# Task objective
Set down the records once more, please, exactly and with the pictures left out.

# Stored rows
★ ★ ★ ★
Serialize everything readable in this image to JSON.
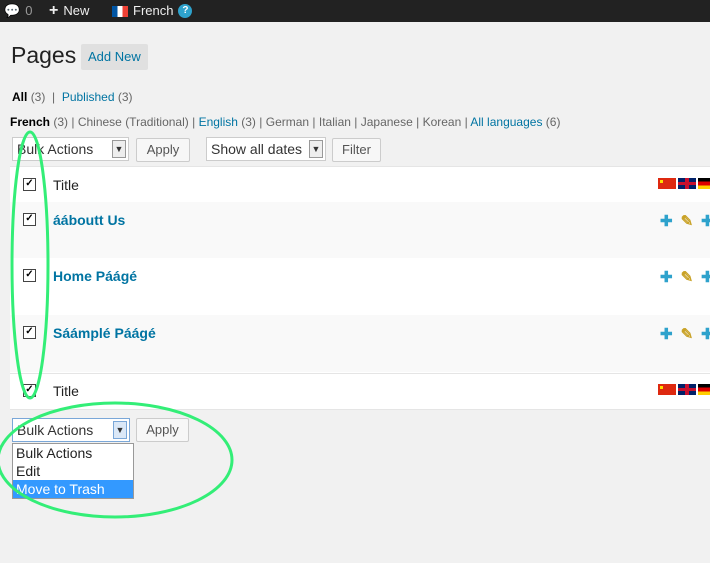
{
  "adminbar": {
    "comments_count": "0",
    "new_label": "New",
    "language": "French"
  },
  "page": {
    "title": "Pages",
    "add_new": "Add New"
  },
  "status_filter": {
    "all": "All",
    "all_count": "(3)",
    "sep": "|",
    "published": "Published",
    "published_count": "(3)"
  },
  "languages": [
    {
      "label": "French",
      "count": "(3)"
    },
    {
      "label": "Chinese (Traditional)"
    },
    {
      "label": "English",
      "count": "(3)"
    },
    {
      "label": "German"
    },
    {
      "label": "Italian"
    },
    {
      "label": "Japanese"
    },
    {
      "label": "Korean"
    },
    {
      "label": "All languages",
      "count": "(6)"
    }
  ],
  "toolbar": {
    "bulk_actions": "Bulk Actions",
    "apply": "Apply",
    "dates": "Show all dates",
    "filter": "Filter"
  },
  "table": {
    "header_title": "Title",
    "footer_title": "Title",
    "rows": [
      {
        "title": "ááboutt Us"
      },
      {
        "title": "Home Páágé"
      },
      {
        "title": "Sáámplé Páágé"
      }
    ]
  },
  "bottom": {
    "bulk_actions": "Bulk Actions",
    "apply": "Apply",
    "options": [
      "Bulk Actions",
      "Edit",
      "Move to Trash"
    ],
    "highlighted_option": "Move to Trash"
  },
  "colors": {
    "link": "#0074a2",
    "highlight": "#3399ff",
    "annotation": "#33ee77"
  },
  "icons": [
    "comment-icon",
    "plus-icon",
    "flag-fr-icon",
    "help-icon",
    "flag-cn-icon",
    "flag-gb-icon",
    "flag-de-icon",
    "add-translation-icon",
    "edit-translation-icon"
  ]
}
★ ★ ★ ★
# Task solution
Serialize everything readable in this image to JSON.
{
  "adminbar": {
    "comments_count": "0",
    "new_label": "New",
    "language": "French"
  },
  "page": {
    "title": "Pages",
    "add_new": "Add New"
  },
  "status_filter": {
    "all": "All",
    "all_count": "(3)",
    "sep": "|",
    "published": "Published",
    "published_count": "(3)"
  },
  "languages": [
    {
      "label": "French",
      "count": "(3)"
    },
    {
      "label": "Chinese (Traditional)"
    },
    {
      "label": "English",
      "count": "(3)"
    },
    {
      "label": "German"
    },
    {
      "label": "Italian"
    },
    {
      "label": "Japanese"
    },
    {
      "label": "Korean"
    },
    {
      "label": "All languages",
      "count": "(6)"
    }
  ],
  "toolbar": {
    "bulk_actions": "Bulk Actions",
    "apply": "Apply",
    "dates": "Show all dates",
    "filter": "Filter"
  },
  "table": {
    "header_title": "Title",
    "footer_title": "Title",
    "rows": [
      {
        "title": "ááboutt Us"
      },
      {
        "title": "Home Páágé"
      },
      {
        "title": "Sáámplé Páágé"
      }
    ]
  },
  "bottom": {
    "bulk_actions": "Bulk Actions",
    "apply": "Apply",
    "options": [
      "Bulk Actions",
      "Edit",
      "Move to Trash"
    ],
    "highlighted_option": "Move to Trash"
  },
  "colors": {
    "link": "#0074a2",
    "highlight": "#3399ff",
    "annotation": "#33ee77"
  },
  "icons": [
    "comment-icon",
    "plus-icon",
    "flag-fr-icon",
    "help-icon",
    "flag-cn-icon",
    "flag-gb-icon",
    "flag-de-icon",
    "add-translation-icon",
    "edit-translation-icon"
  ]
}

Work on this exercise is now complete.